◆ WRITTEN PROBLEM:
Say how many lines of the material below contain the word "page", with no other words.

◆ RAW RECORDS:
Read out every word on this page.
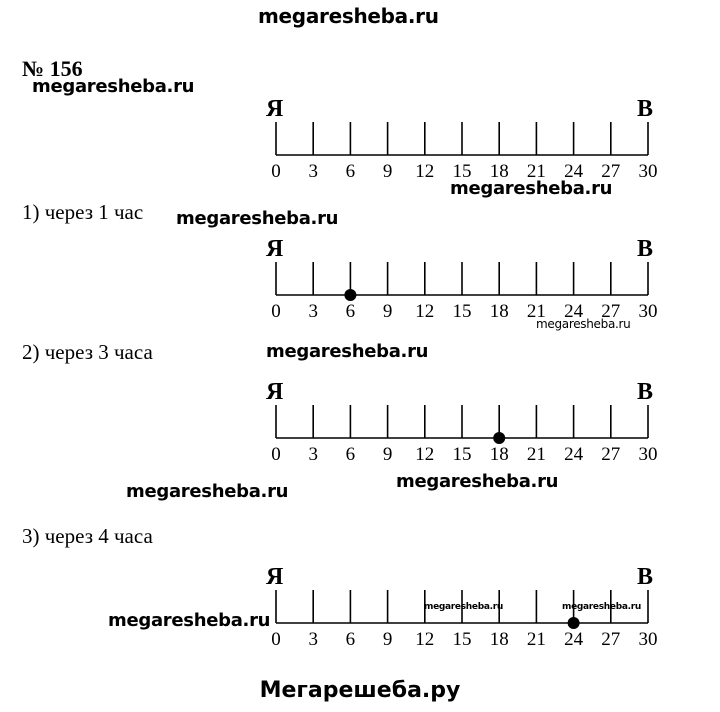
megaresheba.ru
megaresheba.ru
megaresheba.ru
megaresheba.ru
megaresheba.ru
megaresheba.ru
megaresheba.ru	megaresheba.ru
megaresheba.ru
megaresheba.ru	megaresheba.ru
№ 156
1) через 1 час
2) через 3 часа
3) через 4 часа
Я	В
0 3 6 9 12 15 18 21 24 27 30
Я	В
0 3 6 9 12 15 18 21 24 27 30
Я	В
0 3 6 9 12 15 18 21 24 27 30
Я	В
0 3 6 9 12 15 18 21 24 27 30
Мегарешеба.ру
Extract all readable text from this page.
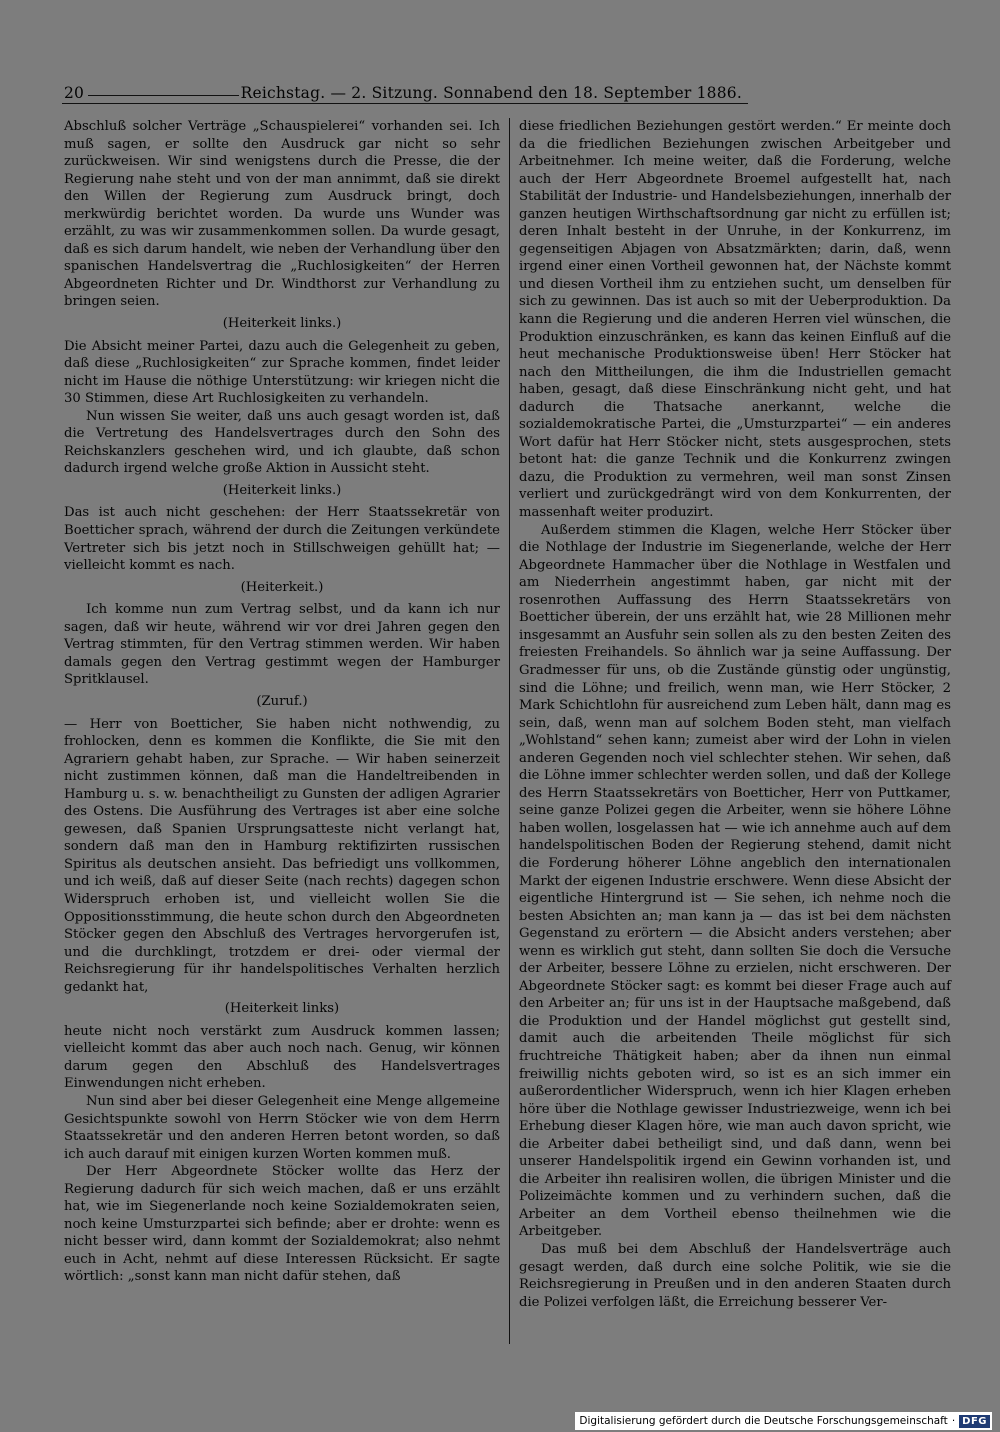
20	Reichstag. — 2. Sitzung. Sonnabend den 18. September 1886.

Abschluß solcher Verträge „Schauspielerei“ vorhanden sei. Ich muß sagen, er sollte den Ausdruck gar nicht so sehr zurückweisen. Wir sind wenigstens durch die Presse, die der Regierung nahe steht und von der man annimmt, daß sie direkt den Willen der Regierung zum Ausdruck bringt, doch merkwürdig berichtet worden. Da wurde uns Wunder was erzählt, zu was wir zusammenkommen sollen. Da wurde gesagt, daß es sich darum handelt, wie neben der Verhandlung über den spanischen Handelsvertrag die „Ruchlosigkeiten“ der Herren Abgeordneten Richter und Dr. Windthorst zur Verhandlung zu bringen seien.

(Heiterkeit links.)

Die Absicht meiner Partei, dazu auch die Gelegenheit zu geben, daß diese „Ruchlosigkeiten“ zur Sprache kommen, findet leider nicht im Hause die nöthige Unterstützung: wir kriegen nicht die 30 Stimmen, diese Art Ruchlosigkeiten zu verhandeln.

Nun wissen Sie weiter, daß uns auch gesagt worden ist, daß die Vertretung des Handelsvertrages durch den Sohn des Reichskanzlers geschehen wird, und ich glaubte, daß schon dadurch irgend welche große Aktion in Aussicht steht.

(Heiterkeit links.)

Das ist auch nicht geschehen: der Herr Staatssekretär von Boetticher sprach, während der durch die Zeitungen verkündete Vertreter sich bis jetzt noch in Stillschweigen gehüllt hat; — vielleicht kommt es nach.

(Heiterkeit.)

Ich komme nun zum Vertrag selbst, und da kann ich nur sagen, daß wir heute, während wir vor drei Jahren gegen den Vertrag stimmten, für den Vertrag stimmen werden. Wir haben damals gegen den Vertrag gestimmt wegen der Hamburger Spritklausel.

(Zuruf.)

— Herr von Boetticher, Sie haben nicht nothwendig, zu frohlocken, denn es kommen die Konflikte, die Sie mit den Agrariern gehabt haben, zur Sprache. — Wir haben seinerzeit nicht zustimmen können, daß man die Handeltreibenden in Hamburg u. s. w. benachtheiligt zu Gunsten der adligen Agrarier des Ostens. Die Ausführung des Vertrages ist aber eine solche gewesen, daß Spanien Ursprungsatteste nicht verlangt hat, sondern daß man den in Hamburg rektifizirten russischen Spiritus als deutschen ansieht. Das befriedigt uns vollkommen, und ich weiß, daß auf dieser Seite (nach rechts) dagegen schon Widerspruch erhoben ist, und vielleicht wollen Sie die Oppositionsstimmung, die heute schon durch den Abgeordneten Stöcker gegen den Abschluß des Vertrages hervorgerufen ist, und die durchklingt, trotzdem er drei- oder viermal der Reichsregierung für ihr handelspolitisches Verhalten herzlich gedankt hat,

(Heiterkeit links)

heute nicht noch verstärkt zum Ausdruck kommen lassen; vielleicht kommt das aber auch noch nach. Genug, wir können darum gegen den Abschluß des Handelsvertrages Einwendungen nicht erheben.

Nun sind aber bei dieser Gelegenheit eine Menge allgemeine Gesichtspunkte sowohl von Herrn Stöcker wie von dem Herrn Staatssekretär und den anderen Herren betont worden, so daß ich auch darauf mit einigen kurzen Worten kommen muß.

Der Herr Abgeordnete Stöcker wollte das Herz der Regierung dadurch für sich weich machen, daß er uns erzählt hat, wie im Siegenerlande noch keine Sozialdemokraten seien, noch keine Umsturzpartei sich befinde; aber er drohte: wenn es nicht besser wird, dann kommt der Sozialdemokrat; also nehmt euch in Acht, nehmt auf diese Interessen Rücksicht. Er sagte wörtlich: „sonst kann man nicht dafür stehen, daß

diese friedlichen Beziehungen gestört werden.“ Er meinte doch da die friedlichen Beziehungen zwischen Arbeitgeber und Arbeitnehmer. Ich meine weiter, daß die Forderung, welche auch der Herr Abgeordnete Broemel aufgestellt hat, nach Stabilität der Industrie- und Handelsbeziehungen, innerhalb der ganzen heutigen Wirthschaftsordnung gar nicht zu erfüllen ist; deren Inhalt besteht in der Unruhe, in der Konkurrenz, im gegenseitigen Abjagen von Absatzmärkten; darin, daß, wenn irgend einer einen Vortheil gewonnen hat, der Nächste kommt und diesen Vortheil ihm zu entziehen sucht, um denselben für sich zu gewinnen. Das ist auch so mit der Ueberproduktion. Da kann die Regierung und die anderen Herren viel wünschen, die Produktion einzuschränken, es kann das keinen Einfluß auf die heut mechanische Produktionsweise üben! Herr Stöcker hat nach den Mittheilungen, die ihm die Industriellen gemacht haben, gesagt, daß diese Einschränkung nicht geht, und hat dadurch die Thatsache anerkannt, welche die sozialdemokratische Partei, die „Umsturzpartei“ — ein anderes Wort dafür hat Herr Stöcker nicht, stets ausgesprochen, stets betont hat: die ganze Technik und die Konkurrenz zwingen dazu, die Produktion zu vermehren, weil man sonst Zinsen verliert und zurückgedrängt wird von dem Konkurrenten, der massenhaft weiter produzirt.

Außerdem stimmen die Klagen, welche Herr Stöcker über die Nothlage der Industrie im Siegenerlande, welche der Herr Abgeordnete Hammacher über die Nothlage in Westfalen und am Niederrhein angestimmt haben, gar nicht mit der rosenrothen Auffassung des Herrn Staatssekretärs von Boetticher überein, der uns erzählt hat, wie 28 Millionen mehr insgesammt an Ausfuhr sein sollen als zu den besten Zeiten des freiesten Freihandels. So ähnlich war ja seine Auffassung. Der Gradmesser für uns, ob die Zustände günstig oder ungünstig, sind die Löhne; und freilich, wenn man, wie Herr Stöcker, 2 Mark Schichtlohn für ausreichend zum Leben hält, dann mag es sein, daß, wenn man auf solchem Boden steht, man vielfach „Wohlstand“ sehen kann; zumeist aber wird der Lohn in vielen anderen Gegenden noch viel schlechter stehen. Wir sehen, daß die Löhne immer schlechter werden sollen, und daß der Kollege des Herrn Staatssekretärs von Boetticher, Herr von Puttkamer, seine ganze Polizei gegen die Arbeiter, wenn sie höhere Löhne haben wollen, losgelassen hat — wie ich annehme auch auf dem handelspolitischen Boden der Regierung stehend, damit nicht die Forderung höherer Löhne angeblich den internationalen Markt der eigenen Industrie erschwere. Wenn diese Absicht der eigentliche Hintergrund ist — Sie sehen, ich nehme noch die besten Absichten an; man kann ja — das ist bei dem nächsten Gegenstand zu erörtern — die Absicht anders verstehen; aber wenn es wirklich gut steht, dann sollten Sie doch die Versuche der Arbeiter, bessere Löhne zu erzielen, nicht erschweren. Der Abgeordnete Stöcker sagt: es kommt bei dieser Frage auch auf den Arbeiter an; für uns ist in der Hauptsache maßgebend, daß die Produktion und der Handel möglichst gut gestellt sind, damit auch die arbeitenden Theile möglichst für sich fruchtreiche Thätigkeit haben; aber da ihnen nun einmal freiwillig nichts geboten wird, so ist es an sich immer ein außerordentlicher Widerspruch, wenn ich hier Klagen erheben höre über die Nothlage gewisser Industriezweige, wenn ich bei Erhebung dieser Klagen höre, wie man auch davon spricht, wie die Arbeiter dabei betheiligt sind, und daß dann, wenn bei unserer Handelspolitik irgend ein Gewinn vorhanden ist, und die Arbeiter ihn realisiren wollen, die übrigen Minister und die Polizeimächte kommen und zu verhindern suchen, daß die Arbeiter an dem Vortheil ebenso theilnehmen wie die Arbeitgeber.

Das muß bei dem Abschluß der Handelsverträge auch gesagt werden, daß durch eine solche Politik, wie sie die Reichsregierung in Preußen und in den anderen Staaten durch die Polizei verfolgen läßt, die Erreichung besserer Ver-

Digitalisierung gefördert durch die Deutsche Forschungsgemeinschaft · DFG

◆ COMPLETE ANSWER:
2